● STATED TASK
Return each line of the records holding the string "right".

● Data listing
__________

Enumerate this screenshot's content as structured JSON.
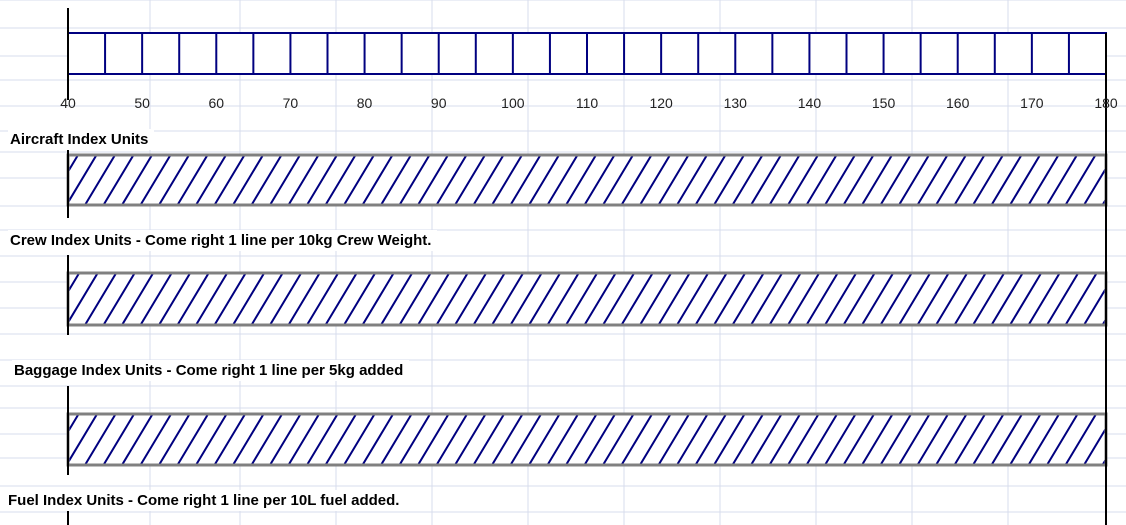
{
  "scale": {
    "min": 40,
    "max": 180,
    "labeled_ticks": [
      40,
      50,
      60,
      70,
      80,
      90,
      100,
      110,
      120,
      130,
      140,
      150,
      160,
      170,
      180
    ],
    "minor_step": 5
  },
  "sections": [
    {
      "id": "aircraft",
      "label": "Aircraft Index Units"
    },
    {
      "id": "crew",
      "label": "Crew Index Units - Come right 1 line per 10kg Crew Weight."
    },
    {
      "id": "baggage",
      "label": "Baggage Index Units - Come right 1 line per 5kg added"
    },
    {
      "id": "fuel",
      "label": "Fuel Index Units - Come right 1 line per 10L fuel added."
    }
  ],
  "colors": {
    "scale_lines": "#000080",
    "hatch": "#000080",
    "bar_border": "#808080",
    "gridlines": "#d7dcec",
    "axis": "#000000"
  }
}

__________

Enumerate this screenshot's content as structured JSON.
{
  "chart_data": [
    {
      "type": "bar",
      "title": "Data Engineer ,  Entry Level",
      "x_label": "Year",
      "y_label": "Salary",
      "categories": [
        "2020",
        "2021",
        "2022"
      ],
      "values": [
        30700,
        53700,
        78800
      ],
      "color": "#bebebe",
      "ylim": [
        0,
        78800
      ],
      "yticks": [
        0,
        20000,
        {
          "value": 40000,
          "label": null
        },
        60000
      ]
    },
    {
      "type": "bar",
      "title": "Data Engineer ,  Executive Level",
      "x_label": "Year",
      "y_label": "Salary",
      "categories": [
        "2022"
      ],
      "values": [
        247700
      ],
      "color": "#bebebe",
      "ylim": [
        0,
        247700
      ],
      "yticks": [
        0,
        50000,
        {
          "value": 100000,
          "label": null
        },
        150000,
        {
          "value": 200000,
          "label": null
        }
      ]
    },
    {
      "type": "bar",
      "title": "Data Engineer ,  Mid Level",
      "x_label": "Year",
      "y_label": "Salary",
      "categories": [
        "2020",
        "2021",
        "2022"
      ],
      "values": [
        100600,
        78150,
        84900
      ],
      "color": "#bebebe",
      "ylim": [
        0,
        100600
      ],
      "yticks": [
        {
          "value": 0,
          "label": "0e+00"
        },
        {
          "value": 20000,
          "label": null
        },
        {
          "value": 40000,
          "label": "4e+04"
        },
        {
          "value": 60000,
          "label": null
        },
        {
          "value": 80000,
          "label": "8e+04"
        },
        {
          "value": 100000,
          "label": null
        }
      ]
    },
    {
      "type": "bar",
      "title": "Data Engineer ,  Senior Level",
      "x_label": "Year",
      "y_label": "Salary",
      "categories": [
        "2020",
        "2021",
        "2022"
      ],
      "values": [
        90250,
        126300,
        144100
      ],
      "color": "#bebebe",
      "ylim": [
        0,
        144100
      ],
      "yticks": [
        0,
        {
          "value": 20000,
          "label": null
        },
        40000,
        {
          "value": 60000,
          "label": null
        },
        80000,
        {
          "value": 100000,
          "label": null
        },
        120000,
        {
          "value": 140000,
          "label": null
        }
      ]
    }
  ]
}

__________

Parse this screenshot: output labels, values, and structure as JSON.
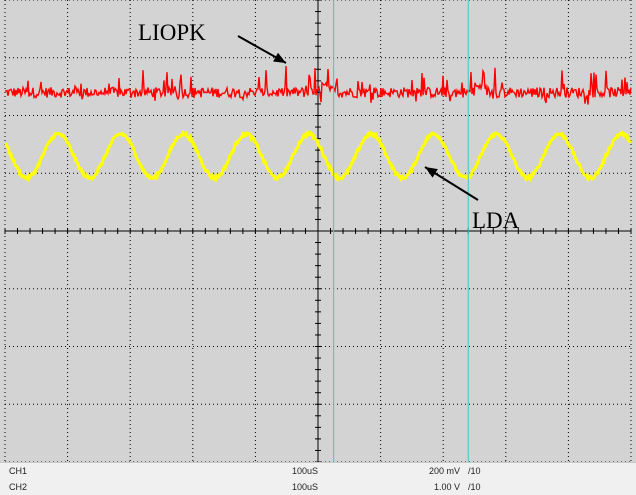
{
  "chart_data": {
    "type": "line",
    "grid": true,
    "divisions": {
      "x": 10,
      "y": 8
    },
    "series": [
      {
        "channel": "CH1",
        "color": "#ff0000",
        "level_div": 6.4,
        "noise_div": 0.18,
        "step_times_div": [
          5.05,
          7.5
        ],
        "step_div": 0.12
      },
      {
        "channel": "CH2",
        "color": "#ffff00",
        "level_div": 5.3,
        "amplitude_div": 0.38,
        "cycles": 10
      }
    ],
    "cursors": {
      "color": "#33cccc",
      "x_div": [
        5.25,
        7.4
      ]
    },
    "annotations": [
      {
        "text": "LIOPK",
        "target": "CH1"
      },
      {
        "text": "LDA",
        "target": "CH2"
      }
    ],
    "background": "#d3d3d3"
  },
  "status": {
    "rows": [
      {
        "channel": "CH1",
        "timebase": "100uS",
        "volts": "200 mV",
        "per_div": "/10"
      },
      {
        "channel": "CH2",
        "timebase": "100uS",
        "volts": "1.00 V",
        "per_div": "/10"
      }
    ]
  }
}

__________

● REPLY TO THE TASK
      "label": "Crew Index Units - Come right 1 line per 10kg Crew Weight."
      "label": "Baggage Index Units - Come right 1 line per 5kg added"
      "label": "Fuel Index Units - Come right 1 line per 10L fuel added."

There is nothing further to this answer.